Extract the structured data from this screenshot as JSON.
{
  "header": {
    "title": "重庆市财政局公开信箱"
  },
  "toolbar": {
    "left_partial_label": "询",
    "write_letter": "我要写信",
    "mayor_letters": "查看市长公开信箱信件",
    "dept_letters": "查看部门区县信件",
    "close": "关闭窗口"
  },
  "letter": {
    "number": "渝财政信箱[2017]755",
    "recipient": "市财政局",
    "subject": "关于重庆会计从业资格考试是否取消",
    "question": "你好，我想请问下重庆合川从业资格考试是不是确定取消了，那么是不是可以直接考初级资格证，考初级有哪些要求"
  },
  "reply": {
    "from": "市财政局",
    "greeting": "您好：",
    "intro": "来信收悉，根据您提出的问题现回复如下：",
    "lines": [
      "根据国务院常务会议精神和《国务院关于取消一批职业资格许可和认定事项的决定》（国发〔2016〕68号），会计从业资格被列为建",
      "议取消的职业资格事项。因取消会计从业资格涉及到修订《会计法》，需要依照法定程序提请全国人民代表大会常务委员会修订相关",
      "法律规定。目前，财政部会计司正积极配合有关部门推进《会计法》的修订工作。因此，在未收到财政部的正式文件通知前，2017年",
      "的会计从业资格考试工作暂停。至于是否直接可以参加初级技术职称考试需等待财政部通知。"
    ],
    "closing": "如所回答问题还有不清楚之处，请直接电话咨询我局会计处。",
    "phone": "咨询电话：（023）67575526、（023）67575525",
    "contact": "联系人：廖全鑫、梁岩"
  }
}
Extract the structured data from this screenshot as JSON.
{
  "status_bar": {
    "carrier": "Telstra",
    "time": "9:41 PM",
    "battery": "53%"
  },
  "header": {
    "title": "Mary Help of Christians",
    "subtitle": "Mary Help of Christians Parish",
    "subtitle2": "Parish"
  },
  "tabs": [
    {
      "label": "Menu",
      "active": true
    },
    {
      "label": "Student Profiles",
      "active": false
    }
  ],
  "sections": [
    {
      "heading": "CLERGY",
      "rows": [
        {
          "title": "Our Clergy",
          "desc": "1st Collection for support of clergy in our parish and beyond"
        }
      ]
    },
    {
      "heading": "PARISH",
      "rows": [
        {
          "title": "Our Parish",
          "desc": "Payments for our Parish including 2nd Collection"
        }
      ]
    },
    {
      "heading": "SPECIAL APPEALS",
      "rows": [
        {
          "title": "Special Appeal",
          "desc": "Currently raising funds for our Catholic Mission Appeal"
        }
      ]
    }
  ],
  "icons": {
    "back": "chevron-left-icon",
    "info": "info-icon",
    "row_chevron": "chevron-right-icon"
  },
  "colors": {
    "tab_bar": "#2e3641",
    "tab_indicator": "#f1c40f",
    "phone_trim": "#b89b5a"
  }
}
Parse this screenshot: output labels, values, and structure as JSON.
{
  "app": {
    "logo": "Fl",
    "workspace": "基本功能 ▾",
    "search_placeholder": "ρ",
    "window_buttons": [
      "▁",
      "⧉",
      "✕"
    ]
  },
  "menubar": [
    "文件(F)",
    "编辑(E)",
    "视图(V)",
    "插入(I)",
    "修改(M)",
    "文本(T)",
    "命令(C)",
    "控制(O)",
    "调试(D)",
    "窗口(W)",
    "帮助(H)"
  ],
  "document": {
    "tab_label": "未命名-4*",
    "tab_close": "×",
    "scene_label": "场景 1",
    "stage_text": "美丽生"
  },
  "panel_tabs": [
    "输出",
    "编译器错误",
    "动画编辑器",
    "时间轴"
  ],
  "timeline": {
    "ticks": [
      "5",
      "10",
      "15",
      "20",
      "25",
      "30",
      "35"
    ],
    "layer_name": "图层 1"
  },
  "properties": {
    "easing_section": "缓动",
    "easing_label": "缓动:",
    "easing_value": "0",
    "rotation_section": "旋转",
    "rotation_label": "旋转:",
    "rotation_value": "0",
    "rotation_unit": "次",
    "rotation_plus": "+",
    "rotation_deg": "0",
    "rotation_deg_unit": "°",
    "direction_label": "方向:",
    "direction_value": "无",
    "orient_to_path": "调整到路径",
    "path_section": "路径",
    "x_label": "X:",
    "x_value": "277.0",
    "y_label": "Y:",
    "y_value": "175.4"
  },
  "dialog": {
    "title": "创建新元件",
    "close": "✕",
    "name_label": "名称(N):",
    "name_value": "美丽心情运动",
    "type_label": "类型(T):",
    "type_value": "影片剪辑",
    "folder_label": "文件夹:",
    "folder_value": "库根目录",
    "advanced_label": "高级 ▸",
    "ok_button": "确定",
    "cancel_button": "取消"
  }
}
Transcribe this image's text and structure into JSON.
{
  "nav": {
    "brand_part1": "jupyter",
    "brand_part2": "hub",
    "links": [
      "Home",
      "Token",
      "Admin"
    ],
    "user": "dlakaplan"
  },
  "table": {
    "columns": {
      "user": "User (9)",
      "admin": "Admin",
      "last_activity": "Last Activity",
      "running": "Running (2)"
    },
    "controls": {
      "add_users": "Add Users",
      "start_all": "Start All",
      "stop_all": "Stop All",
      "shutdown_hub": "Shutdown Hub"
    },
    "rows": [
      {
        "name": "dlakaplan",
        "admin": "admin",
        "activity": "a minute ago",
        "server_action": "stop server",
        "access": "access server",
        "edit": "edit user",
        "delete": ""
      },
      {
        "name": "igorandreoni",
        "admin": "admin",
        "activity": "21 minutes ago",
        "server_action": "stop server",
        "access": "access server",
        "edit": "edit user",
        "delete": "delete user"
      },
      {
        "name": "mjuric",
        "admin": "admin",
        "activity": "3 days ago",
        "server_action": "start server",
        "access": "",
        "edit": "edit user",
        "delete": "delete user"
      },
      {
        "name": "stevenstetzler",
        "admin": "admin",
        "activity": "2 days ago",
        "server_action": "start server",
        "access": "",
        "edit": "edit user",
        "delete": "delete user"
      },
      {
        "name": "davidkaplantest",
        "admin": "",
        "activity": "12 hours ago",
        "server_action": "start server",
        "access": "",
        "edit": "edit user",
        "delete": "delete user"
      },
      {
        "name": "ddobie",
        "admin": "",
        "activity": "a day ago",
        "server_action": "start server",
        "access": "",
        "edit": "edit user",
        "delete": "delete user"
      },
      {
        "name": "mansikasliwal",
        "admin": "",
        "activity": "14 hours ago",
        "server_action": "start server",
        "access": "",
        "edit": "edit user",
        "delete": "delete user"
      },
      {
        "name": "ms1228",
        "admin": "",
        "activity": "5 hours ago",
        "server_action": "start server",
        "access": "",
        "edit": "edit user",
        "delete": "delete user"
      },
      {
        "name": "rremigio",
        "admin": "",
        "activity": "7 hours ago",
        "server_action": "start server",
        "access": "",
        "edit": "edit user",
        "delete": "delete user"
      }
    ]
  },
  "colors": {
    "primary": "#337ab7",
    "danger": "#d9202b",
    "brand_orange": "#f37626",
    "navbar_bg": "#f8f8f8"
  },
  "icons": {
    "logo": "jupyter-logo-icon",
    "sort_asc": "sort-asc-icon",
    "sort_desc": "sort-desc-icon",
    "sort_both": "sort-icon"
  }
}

Written task> Find the lines that include the string "jupyter", then copy each of them.

Result of this task>
    "brand_part1": "jupyter",
    "logo": "jupyter-logo-icon",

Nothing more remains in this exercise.